* **What is required**: Copy the records below exactly, leaving out every picture.

* **Data for the task**:
BEGIN

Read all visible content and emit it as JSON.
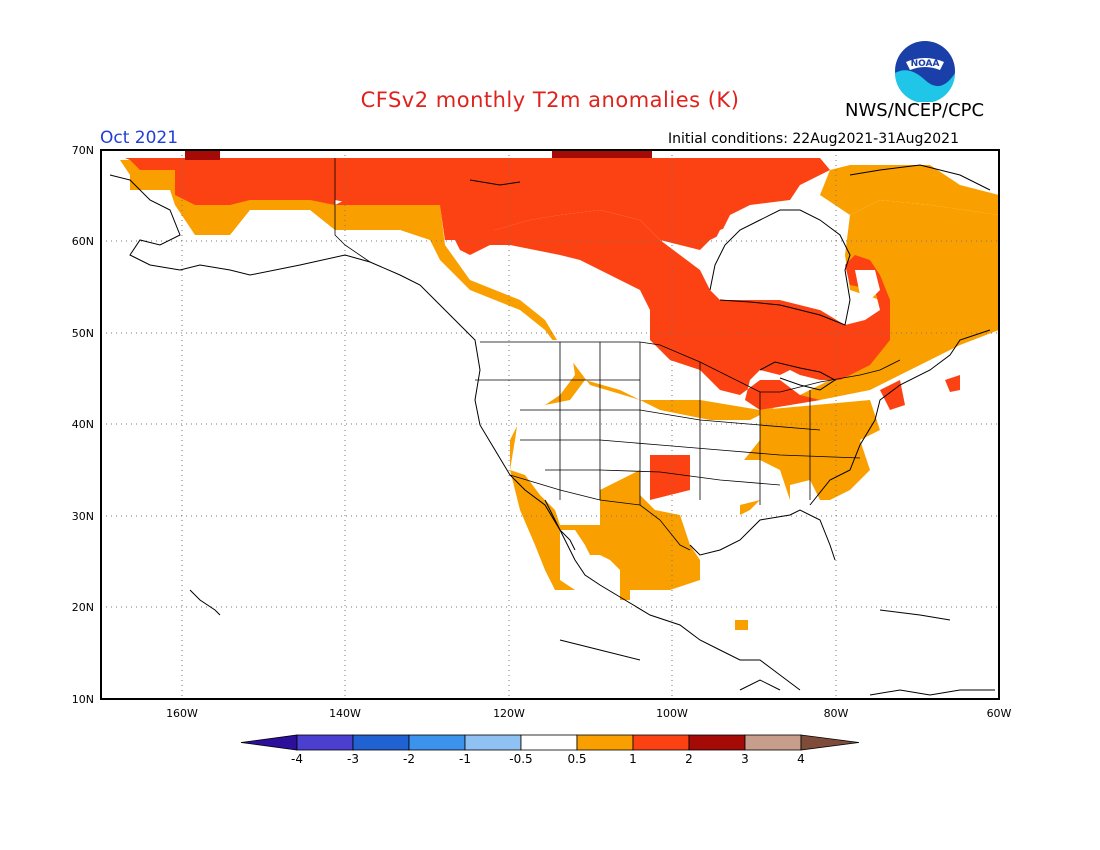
{
  "header": {
    "title": "CFSv2 monthly T2m anomalies (K)",
    "agency": "NWS/NCEP/CPC",
    "month": "Oct 2021",
    "initial_conditions": "Initial conditions: 22Aug2021-31Aug2021",
    "logo_text": "NOAA"
  },
  "map": {
    "lat_range": [
      10,
      70
    ],
    "lon_range": [
      -170,
      -60
    ],
    "lat_labels": [
      "70N",
      "60N",
      "50N",
      "40N",
      "30N",
      "20N",
      "10N"
    ],
    "lon_labels": [
      "160W",
      "140W",
      "120W",
      "100W",
      "80W",
      "60W"
    ],
    "grid": true
  },
  "colorbar": {
    "tick_labels": [
      "-4",
      "-3",
      "-2",
      "-1",
      "-0.5",
      "0.5",
      "1",
      "2",
      "3",
      "4"
    ],
    "bins": [
      {
        "range": "< -4",
        "color": "#2c0f9a"
      },
      {
        "range": "-4 to -3",
        "color": "#4b3fd0"
      },
      {
        "range": "-3 to -2",
        "color": "#2162d3"
      },
      {
        "range": "-2 to -1",
        "color": "#3c93eb"
      },
      {
        "range": "-1 to -0.5",
        "color": "#8fc2f2"
      },
      {
        "range": "-0.5 to 0.5",
        "color": "#ffffff"
      },
      {
        "range": "0.5 to 1",
        "color": "#f9a000"
      },
      {
        "range": "1 to 2",
        "color": "#fc4212"
      },
      {
        "range": "2 to 3",
        "color": "#a40b06"
      },
      {
        "range": "3 to 4",
        "color": "#c79e8c"
      },
      {
        "range": "> 4",
        "color": "#7f4c3a"
      }
    ]
  },
  "anomaly_fields": {
    "colors": {
      "0.5-1": "#f9a000",
      "1-2": "#fc4212",
      "2-3": "#a40b06"
    }
  }
}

END

* **The response**:
Read all visible content and emit it as JSON.
{
  "header": {
    "title": "CFSv2 monthly T2m anomalies (K)",
    "agency": "NWS/NCEP/CPC",
    "month": "Oct 2021",
    "initial_conditions": "Initial conditions: 22Aug2021-31Aug2021",
    "logo_text": "NOAA"
  },
  "map": {
    "lat_range": [
      10,
      70
    ],
    "lon_range": [
      -170,
      -60
    ],
    "lat_labels": [
      "70N",
      "60N",
      "50N",
      "40N",
      "30N",
      "20N",
      "10N"
    ],
    "lon_labels": [
      "160W",
      "140W",
      "120W",
      "100W",
      "80W",
      "60W"
    ],
    "grid": true
  },
  "colorbar": {
    "tick_labels": [
      "-4",
      "-3",
      "-2",
      "-1",
      "-0.5",
      "0.5",
      "1",
      "2",
      "3",
      "4"
    ],
    "bins": [
      {
        "range": "< -4",
        "color": "#2c0f9a"
      },
      {
        "range": "-4 to -3",
        "color": "#4b3fd0"
      },
      {
        "range": "-3 to -2",
        "color": "#2162d3"
      },
      {
        "range": "-2 to -1",
        "color": "#3c93eb"
      },
      {
        "range": "-1 to -0.5",
        "color": "#8fc2f2"
      },
      {
        "range": "-0.5 to 0.5",
        "color": "#ffffff"
      },
      {
        "range": "0.5 to 1",
        "color": "#f9a000"
      },
      {
        "range": "1 to 2",
        "color": "#fc4212"
      },
      {
        "range": "2 to 3",
        "color": "#a40b06"
      },
      {
        "range": "3 to 4",
        "color": "#c79e8c"
      },
      {
        "range": "> 4",
        "color": "#7f4c3a"
      }
    ]
  },
  "anomaly_fields": {
    "colors": {
      "0.5-1": "#f9a000",
      "1-2": "#fc4212",
      "2-3": "#a40b06"
    }
  }
}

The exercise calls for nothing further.